• _TASK TO CARRY OUT_:
An exact, complete copy of the data is all that is needed.

● ● ● ● ●

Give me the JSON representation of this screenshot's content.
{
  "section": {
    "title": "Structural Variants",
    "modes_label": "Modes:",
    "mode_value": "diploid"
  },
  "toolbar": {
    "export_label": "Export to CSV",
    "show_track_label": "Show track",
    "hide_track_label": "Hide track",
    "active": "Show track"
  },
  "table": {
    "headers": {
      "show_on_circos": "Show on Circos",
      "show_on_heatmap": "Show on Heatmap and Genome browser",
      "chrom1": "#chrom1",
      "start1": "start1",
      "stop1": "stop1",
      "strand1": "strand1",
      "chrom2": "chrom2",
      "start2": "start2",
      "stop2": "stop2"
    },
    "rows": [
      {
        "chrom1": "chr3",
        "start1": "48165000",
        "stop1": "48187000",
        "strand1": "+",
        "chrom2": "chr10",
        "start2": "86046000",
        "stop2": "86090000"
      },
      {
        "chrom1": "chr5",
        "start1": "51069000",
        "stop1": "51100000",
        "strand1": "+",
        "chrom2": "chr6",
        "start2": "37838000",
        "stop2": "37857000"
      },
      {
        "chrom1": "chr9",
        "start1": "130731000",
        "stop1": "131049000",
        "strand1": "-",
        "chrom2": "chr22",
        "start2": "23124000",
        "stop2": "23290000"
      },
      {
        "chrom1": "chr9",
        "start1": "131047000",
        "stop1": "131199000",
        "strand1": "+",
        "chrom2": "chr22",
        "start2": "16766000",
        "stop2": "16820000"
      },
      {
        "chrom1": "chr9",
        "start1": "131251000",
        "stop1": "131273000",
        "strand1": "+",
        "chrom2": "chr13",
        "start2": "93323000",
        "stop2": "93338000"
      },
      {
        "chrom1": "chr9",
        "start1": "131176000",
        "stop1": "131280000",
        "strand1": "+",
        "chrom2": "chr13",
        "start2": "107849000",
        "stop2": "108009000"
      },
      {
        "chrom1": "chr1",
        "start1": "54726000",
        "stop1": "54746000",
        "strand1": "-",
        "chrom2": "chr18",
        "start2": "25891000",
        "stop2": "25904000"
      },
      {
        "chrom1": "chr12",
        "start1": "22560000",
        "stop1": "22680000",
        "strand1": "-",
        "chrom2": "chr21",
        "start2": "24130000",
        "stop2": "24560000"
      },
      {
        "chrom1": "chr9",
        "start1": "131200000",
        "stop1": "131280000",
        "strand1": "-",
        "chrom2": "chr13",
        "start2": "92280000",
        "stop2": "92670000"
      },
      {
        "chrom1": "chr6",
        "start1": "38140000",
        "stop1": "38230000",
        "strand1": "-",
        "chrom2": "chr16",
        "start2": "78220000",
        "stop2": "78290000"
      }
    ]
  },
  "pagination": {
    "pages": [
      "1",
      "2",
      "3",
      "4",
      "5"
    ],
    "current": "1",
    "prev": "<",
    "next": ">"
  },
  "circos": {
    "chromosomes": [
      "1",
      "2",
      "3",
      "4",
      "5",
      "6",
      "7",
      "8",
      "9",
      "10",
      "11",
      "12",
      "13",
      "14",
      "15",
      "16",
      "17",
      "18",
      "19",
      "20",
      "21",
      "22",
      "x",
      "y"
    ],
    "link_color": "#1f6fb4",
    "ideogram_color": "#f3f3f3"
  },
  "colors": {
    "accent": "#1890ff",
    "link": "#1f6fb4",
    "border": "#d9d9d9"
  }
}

● ● ● ● ●

• _WRITTEN RESPONSE_:
Give me the JSON representation of this screenshot's content.
{
  "section": {
    "title": "Structural Variants",
    "modes_label": "Modes:",
    "mode_value": "diploid"
  },
  "toolbar": {
    "export_label": "Export to CSV",
    "show_track_label": "Show track",
    "hide_track_label": "Hide track",
    "active": "Show track"
  },
  "table": {
    "headers": {
      "show_on_circos": "Show on Circos",
      "show_on_heatmap": "Show on Heatmap and Genome browser",
      "chrom1": "#chrom1",
      "start1": "start1",
      "stop1": "stop1",
      "strand1": "strand1",
      "chrom2": "chrom2",
      "start2": "start2",
      "stop2": "stop2"
    },
    "rows": [
      {
        "chrom1": "chr3",
        "start1": "48165000",
        "stop1": "48187000",
        "strand1": "+",
        "chrom2": "chr10",
        "start2": "86046000",
        "stop2": "86090000"
      },
      {
        "chrom1": "chr5",
        "start1": "51069000",
        "stop1": "51100000",
        "strand1": "+",
        "chrom2": "chr6",
        "start2": "37838000",
        "stop2": "37857000"
      },
      {
        "chrom1": "chr9",
        "start1": "130731000",
        "stop1": "131049000",
        "strand1": "-",
        "chrom2": "chr22",
        "start2": "23124000",
        "stop2": "23290000"
      },
      {
        "chrom1": "chr9",
        "start1": "131047000",
        "stop1": "131199000",
        "strand1": "+",
        "chrom2": "chr22",
        "start2": "16766000",
        "stop2": "16820000"
      },
      {
        "chrom1": "chr9",
        "start1": "131251000",
        "stop1": "131273000",
        "strand1": "+",
        "chrom2": "chr13",
        "start2": "93323000",
        "stop2": "93338000"
      },
      {
        "chrom1": "chr9",
        "start1": "131176000",
        "stop1": "131280000",
        "strand1": "+",
        "chrom2": "chr13",
        "start2": "107849000",
        "stop2": "108009000"
      },
      {
        "chrom1": "chr1",
        "start1": "54726000",
        "stop1": "54746000",
        "strand1": "-",
        "chrom2": "chr18",
        "start2": "25891000",
        "stop2": "25904000"
      },
      {
        "chrom1": "chr12",
        "start1": "22560000",
        "stop1": "22680000",
        "strand1": "-",
        "chrom2": "chr21",
        "start2": "24130000",
        "stop2": "24560000"
      },
      {
        "chrom1": "chr9",
        "start1": "131200000",
        "stop1": "131280000",
        "strand1": "-",
        "chrom2": "chr13",
        "start2": "92280000",
        "stop2": "92670000"
      },
      {
        "chrom1": "chr6",
        "start1": "38140000",
        "stop1": "38230000",
        "strand1": "-",
        "chrom2": "chr16",
        "start2": "78220000",
        "stop2": "78290000"
      }
    ]
  },
  "pagination": {
    "pages": [
      "1",
      "2",
      "3",
      "4",
      "5"
    ],
    "current": "1",
    "prev": "<",
    "next": ">"
  },
  "circos": {
    "chromosomes": [
      "1",
      "2",
      "3",
      "4",
      "5",
      "6",
      "7",
      "8",
      "9",
      "10",
      "11",
      "12",
      "13",
      "14",
      "15",
      "16",
      "17",
      "18",
      "19",
      "20",
      "21",
      "22",
      "x",
      "y"
    ],
    "link_color": "#1f6fb4",
    "ideogram_color": "#f3f3f3"
  },
  "colors": {
    "accent": "#1890ff",
    "link": "#1f6fb4",
    "border": "#d9d9d9"
  }
}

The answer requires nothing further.